**YOUR GOAL**
In the data, extract each line that holds the string "Phase".

━━━━━━━━━━━━━━━━━━━━━━━━━━━━━━

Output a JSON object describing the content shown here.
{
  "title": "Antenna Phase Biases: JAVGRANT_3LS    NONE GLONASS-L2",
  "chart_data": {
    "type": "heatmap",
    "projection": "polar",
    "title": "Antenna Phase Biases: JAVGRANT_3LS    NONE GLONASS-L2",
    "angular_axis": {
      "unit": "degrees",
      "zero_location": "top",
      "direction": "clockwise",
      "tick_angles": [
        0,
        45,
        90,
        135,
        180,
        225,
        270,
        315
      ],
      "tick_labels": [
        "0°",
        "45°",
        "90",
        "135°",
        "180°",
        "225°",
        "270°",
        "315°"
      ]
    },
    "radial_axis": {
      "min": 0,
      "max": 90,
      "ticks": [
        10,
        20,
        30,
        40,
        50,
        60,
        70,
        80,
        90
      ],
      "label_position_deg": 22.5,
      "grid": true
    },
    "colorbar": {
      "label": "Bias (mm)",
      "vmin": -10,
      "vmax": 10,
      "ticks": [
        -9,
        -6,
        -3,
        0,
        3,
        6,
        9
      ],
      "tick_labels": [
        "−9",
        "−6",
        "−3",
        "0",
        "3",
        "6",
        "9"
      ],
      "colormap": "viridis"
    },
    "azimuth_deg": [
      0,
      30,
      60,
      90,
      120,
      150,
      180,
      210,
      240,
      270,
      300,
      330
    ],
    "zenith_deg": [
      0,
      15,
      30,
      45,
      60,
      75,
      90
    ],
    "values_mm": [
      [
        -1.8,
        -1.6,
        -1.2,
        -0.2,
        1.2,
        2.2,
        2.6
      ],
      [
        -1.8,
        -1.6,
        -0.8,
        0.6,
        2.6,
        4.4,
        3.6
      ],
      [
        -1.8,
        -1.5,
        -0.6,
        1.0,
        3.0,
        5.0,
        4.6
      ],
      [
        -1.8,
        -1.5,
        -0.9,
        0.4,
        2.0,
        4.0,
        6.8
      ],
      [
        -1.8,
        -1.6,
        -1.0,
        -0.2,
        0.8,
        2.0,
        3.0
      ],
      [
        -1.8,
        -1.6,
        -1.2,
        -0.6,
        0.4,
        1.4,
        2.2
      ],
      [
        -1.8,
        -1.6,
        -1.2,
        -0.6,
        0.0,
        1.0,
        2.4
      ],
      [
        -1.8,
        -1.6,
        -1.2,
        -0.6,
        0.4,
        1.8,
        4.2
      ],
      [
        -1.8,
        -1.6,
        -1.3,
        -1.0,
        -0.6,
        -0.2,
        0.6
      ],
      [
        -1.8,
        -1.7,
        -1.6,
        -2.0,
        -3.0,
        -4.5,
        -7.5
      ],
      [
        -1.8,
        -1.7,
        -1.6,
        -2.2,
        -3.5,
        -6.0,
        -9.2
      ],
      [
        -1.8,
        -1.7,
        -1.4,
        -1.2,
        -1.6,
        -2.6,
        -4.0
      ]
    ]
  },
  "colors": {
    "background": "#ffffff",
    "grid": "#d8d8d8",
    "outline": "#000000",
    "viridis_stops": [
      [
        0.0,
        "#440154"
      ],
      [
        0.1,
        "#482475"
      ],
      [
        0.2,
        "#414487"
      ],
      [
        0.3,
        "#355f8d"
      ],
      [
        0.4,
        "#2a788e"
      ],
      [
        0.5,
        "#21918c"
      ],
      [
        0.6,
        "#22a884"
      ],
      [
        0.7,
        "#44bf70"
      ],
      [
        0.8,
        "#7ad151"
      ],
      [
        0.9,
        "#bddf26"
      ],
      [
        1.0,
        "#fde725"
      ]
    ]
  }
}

━━━━━━━━━━━━━━━━━━━━━━━━━━━━━━

**EXERCISE RESULT**
  "title": "Antenna Phase Biases: JAVGRANT_3LS    NONE GLONASS-L2",
    "title": "Antenna Phase Biases: JAVGRANT_3LS    NONE GLONASS-L2",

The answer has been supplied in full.